Copy out all the lines in the records that include the word "METEO".

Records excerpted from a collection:
§ §

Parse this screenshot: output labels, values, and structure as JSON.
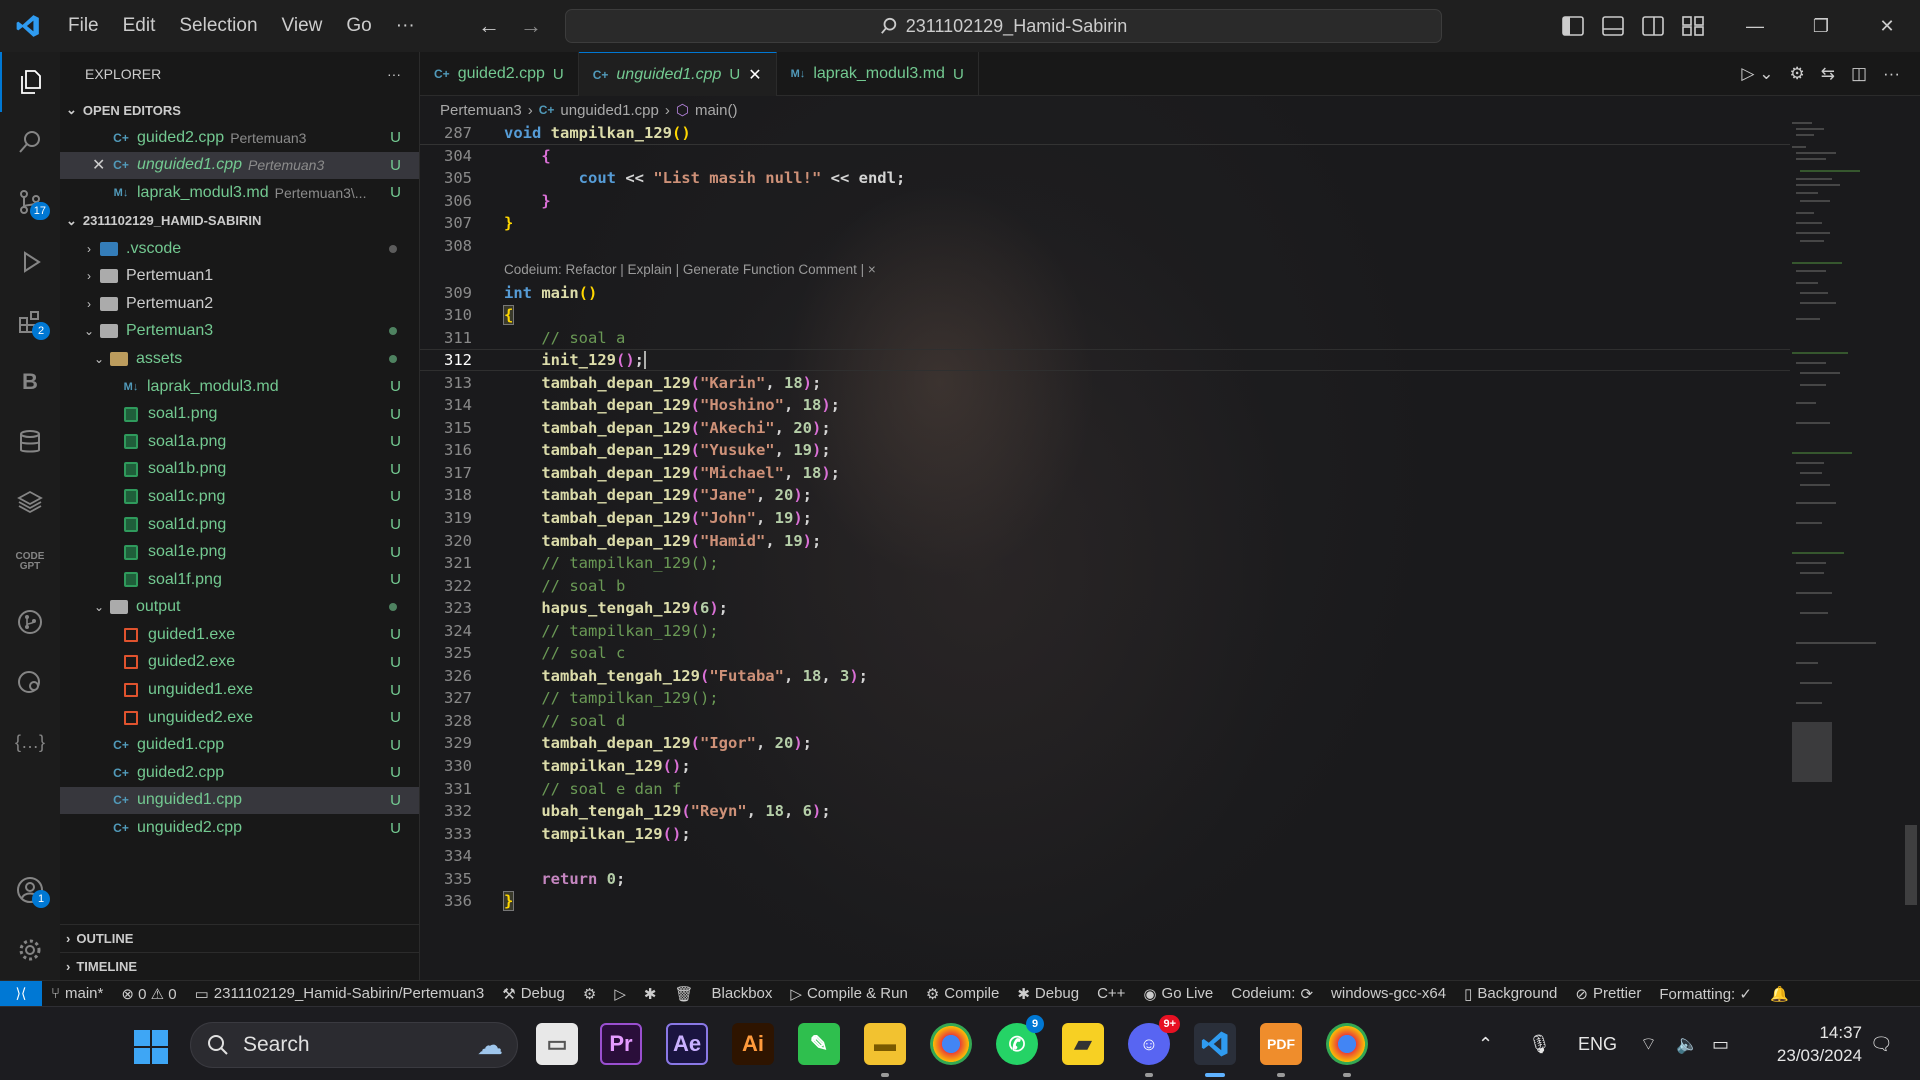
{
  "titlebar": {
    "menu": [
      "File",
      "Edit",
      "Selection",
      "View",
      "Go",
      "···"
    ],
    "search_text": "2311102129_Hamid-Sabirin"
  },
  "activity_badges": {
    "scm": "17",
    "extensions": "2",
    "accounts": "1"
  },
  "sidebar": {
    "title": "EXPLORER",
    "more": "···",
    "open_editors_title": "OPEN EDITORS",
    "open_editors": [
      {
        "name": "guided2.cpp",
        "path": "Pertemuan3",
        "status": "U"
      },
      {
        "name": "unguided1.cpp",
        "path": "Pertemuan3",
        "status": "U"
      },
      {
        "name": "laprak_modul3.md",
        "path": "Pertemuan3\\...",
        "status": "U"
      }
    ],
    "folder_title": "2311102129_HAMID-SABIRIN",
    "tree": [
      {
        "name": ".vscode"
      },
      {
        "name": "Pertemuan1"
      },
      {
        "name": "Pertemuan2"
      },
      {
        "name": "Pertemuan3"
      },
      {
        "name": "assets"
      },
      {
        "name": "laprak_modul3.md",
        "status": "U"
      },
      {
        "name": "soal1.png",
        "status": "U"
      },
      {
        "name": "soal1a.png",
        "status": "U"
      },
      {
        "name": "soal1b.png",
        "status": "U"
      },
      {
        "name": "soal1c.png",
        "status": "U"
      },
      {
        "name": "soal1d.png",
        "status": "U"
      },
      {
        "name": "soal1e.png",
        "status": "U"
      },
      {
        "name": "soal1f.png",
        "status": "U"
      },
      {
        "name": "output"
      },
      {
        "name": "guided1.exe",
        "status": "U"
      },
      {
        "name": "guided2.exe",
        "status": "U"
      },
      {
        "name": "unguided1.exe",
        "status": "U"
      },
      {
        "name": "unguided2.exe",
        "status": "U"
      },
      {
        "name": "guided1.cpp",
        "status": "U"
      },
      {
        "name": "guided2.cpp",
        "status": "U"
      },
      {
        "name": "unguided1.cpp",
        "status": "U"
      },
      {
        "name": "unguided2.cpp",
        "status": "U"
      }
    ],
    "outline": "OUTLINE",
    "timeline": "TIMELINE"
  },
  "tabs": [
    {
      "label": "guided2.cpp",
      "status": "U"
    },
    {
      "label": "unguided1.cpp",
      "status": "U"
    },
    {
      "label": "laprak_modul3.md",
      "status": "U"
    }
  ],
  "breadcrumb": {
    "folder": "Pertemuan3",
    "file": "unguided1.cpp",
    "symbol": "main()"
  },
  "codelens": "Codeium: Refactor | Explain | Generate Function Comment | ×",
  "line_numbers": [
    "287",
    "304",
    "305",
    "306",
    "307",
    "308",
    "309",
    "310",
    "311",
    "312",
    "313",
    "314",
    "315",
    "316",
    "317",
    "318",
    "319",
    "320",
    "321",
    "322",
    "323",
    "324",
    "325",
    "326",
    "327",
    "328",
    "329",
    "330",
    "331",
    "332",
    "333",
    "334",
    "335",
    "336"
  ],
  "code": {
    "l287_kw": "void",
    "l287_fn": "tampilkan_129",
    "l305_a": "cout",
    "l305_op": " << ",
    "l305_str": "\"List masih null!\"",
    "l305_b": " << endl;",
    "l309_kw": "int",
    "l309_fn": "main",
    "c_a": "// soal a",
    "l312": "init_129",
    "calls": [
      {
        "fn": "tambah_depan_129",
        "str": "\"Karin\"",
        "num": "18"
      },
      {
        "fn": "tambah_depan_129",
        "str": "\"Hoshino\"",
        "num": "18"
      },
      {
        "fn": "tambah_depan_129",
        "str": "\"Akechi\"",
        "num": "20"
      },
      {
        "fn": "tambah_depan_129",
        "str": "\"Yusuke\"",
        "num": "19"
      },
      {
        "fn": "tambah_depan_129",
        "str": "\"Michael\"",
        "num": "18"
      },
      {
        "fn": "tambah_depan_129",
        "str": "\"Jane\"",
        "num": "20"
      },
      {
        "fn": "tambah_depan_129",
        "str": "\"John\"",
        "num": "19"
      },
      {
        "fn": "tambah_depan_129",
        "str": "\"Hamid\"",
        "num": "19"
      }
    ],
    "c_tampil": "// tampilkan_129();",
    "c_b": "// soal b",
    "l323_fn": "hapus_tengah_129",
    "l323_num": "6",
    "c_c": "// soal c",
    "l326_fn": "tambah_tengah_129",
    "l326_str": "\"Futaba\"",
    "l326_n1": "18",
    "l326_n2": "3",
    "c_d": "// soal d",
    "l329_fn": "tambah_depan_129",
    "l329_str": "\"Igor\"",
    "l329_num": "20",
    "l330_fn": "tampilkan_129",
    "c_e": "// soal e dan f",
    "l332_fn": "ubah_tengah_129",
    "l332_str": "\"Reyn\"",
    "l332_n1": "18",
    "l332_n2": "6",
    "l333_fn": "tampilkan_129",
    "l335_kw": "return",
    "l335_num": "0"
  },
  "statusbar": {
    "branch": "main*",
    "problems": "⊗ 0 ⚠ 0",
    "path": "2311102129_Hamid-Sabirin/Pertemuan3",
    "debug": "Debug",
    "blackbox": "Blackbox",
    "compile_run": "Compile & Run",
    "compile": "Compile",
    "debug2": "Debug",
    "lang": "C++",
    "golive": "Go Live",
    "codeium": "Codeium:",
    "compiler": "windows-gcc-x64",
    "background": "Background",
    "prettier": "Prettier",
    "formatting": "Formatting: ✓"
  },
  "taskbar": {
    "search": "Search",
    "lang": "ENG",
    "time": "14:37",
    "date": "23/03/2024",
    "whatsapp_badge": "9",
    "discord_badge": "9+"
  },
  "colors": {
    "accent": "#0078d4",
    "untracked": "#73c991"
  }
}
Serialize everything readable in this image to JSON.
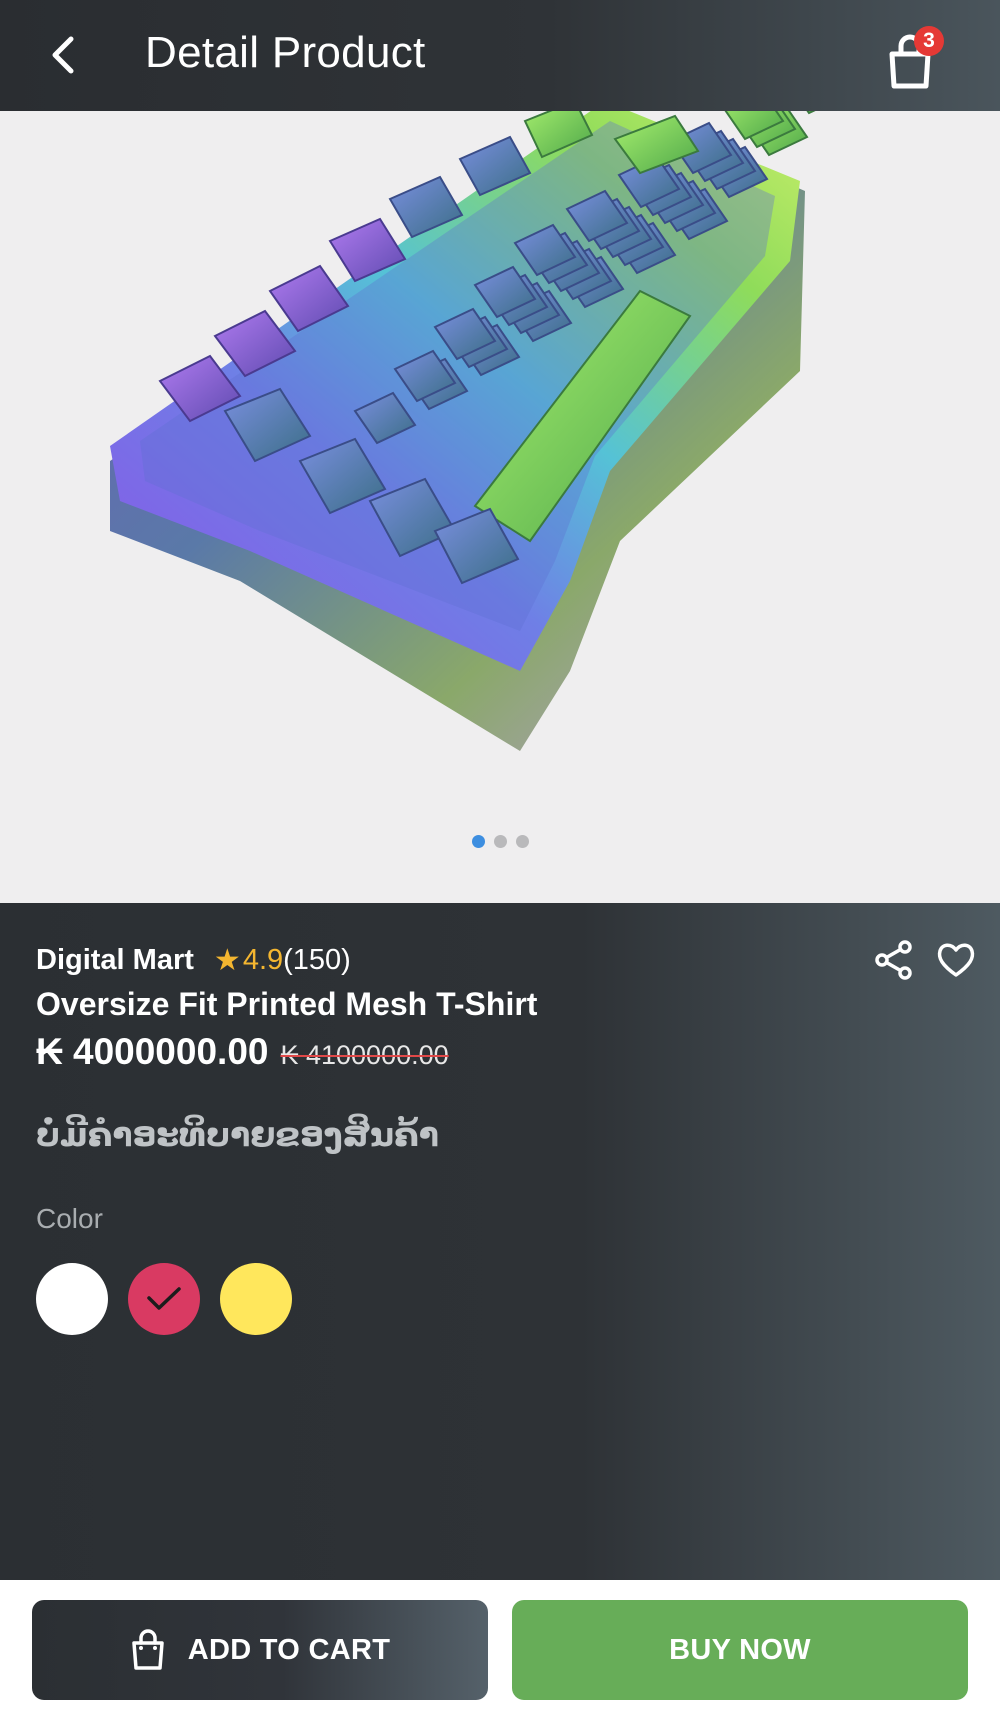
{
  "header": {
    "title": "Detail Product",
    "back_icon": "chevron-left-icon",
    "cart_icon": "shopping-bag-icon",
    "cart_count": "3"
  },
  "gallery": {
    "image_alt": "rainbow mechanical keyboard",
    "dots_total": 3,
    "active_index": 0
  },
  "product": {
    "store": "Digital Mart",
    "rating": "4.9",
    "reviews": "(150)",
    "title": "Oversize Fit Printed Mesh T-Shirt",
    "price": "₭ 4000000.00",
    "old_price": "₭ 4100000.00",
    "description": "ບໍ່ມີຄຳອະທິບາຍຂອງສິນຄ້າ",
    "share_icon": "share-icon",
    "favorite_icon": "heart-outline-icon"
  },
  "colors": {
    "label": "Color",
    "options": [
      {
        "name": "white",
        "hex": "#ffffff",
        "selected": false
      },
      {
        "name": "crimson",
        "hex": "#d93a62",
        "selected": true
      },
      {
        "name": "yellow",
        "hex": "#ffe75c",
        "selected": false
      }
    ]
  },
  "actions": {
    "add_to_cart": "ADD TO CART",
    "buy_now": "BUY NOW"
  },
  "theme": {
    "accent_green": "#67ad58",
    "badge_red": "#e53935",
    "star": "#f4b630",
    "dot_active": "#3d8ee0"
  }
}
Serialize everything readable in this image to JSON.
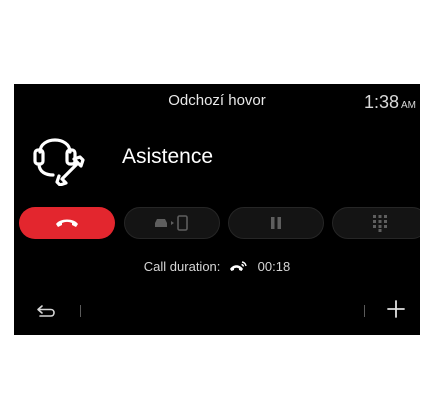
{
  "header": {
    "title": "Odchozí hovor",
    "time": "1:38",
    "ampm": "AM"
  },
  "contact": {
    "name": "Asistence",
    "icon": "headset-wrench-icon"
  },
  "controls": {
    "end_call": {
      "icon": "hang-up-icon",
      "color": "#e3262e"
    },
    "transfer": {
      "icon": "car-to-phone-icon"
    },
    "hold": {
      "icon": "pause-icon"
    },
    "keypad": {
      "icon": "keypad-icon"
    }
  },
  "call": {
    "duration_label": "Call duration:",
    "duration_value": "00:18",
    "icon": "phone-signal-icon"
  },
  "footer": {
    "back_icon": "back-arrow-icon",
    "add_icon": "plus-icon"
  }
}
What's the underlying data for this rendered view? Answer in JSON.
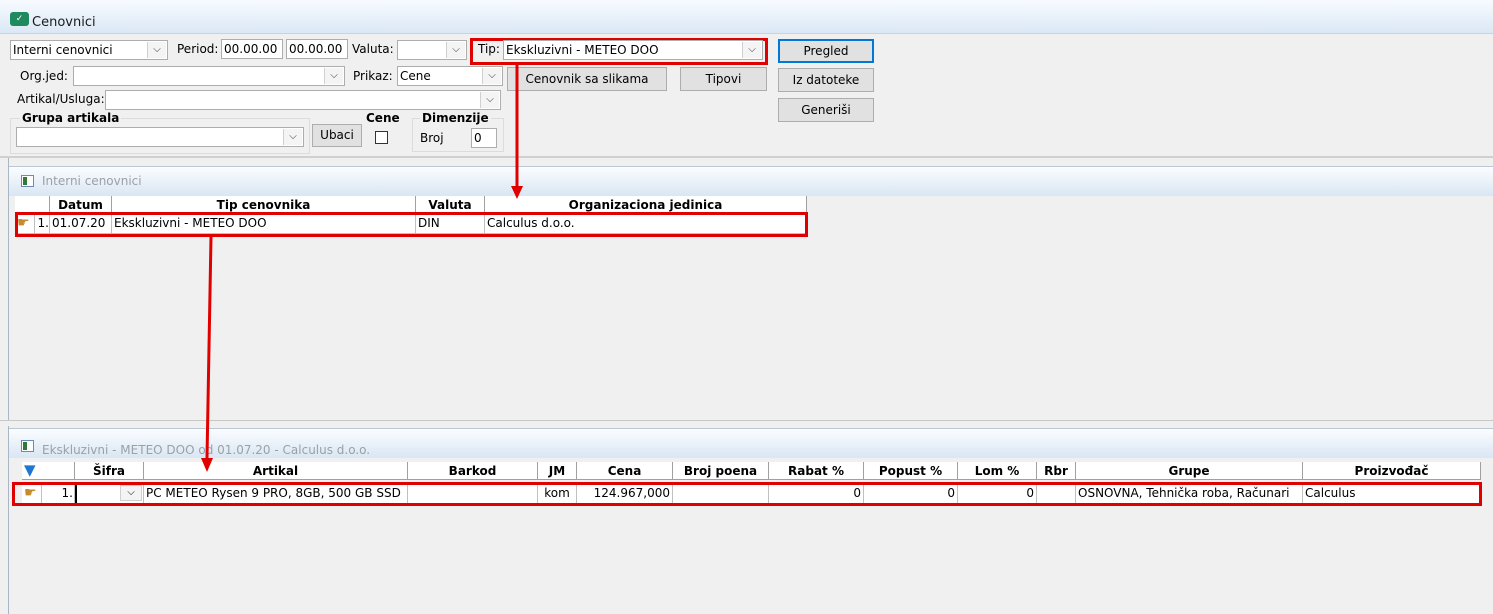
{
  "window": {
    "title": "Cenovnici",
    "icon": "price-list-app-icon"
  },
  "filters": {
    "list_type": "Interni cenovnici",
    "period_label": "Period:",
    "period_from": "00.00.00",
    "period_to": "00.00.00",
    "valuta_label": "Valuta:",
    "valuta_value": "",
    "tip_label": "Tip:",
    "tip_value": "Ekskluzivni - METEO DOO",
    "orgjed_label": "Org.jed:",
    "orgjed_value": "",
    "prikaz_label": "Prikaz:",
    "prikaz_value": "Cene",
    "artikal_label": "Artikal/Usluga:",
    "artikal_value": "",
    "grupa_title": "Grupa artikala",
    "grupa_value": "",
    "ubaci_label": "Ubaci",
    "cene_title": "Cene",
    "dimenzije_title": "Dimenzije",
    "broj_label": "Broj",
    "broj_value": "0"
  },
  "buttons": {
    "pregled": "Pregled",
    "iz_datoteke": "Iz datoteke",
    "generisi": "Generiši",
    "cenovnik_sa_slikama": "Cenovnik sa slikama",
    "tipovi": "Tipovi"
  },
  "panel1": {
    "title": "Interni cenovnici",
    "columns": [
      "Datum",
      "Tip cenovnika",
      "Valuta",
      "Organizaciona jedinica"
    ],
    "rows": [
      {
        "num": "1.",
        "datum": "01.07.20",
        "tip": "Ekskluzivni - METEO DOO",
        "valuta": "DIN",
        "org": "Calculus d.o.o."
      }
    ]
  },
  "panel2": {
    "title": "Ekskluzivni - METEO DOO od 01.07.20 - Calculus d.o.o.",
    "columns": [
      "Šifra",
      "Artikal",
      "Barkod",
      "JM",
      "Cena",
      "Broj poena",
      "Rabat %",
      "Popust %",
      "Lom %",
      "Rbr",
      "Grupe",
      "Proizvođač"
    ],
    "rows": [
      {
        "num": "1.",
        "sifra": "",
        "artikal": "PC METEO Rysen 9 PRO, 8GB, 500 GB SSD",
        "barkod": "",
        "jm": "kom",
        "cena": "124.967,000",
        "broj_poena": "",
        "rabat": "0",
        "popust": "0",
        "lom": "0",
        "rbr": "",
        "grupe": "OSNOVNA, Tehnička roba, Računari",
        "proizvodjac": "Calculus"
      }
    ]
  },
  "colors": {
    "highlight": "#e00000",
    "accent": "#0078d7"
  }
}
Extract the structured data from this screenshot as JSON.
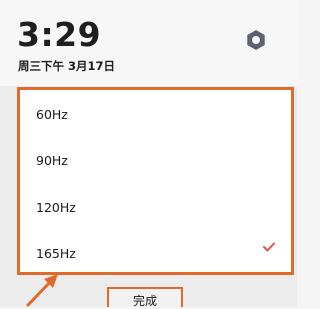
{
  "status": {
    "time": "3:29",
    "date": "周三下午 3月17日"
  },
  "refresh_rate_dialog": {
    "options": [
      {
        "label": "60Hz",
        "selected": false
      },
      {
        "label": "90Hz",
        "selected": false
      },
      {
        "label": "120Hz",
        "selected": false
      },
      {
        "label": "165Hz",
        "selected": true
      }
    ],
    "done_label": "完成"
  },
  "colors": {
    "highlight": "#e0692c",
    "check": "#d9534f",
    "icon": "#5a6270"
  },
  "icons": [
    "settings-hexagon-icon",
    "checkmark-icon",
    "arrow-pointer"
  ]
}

§ §

• _Task solution_:
    "tip_value": "Ekskluzivni - METEO DOO",
        "tip": "Ekskluzivni - METEO DOO",
    "title": "Ekskluzivni - METEO DOO od 01.07.20 - Calculus d.o.o.",
        "artikal": "PC METEO Rysen 9 PRO, 8GB, 500 GB SSD",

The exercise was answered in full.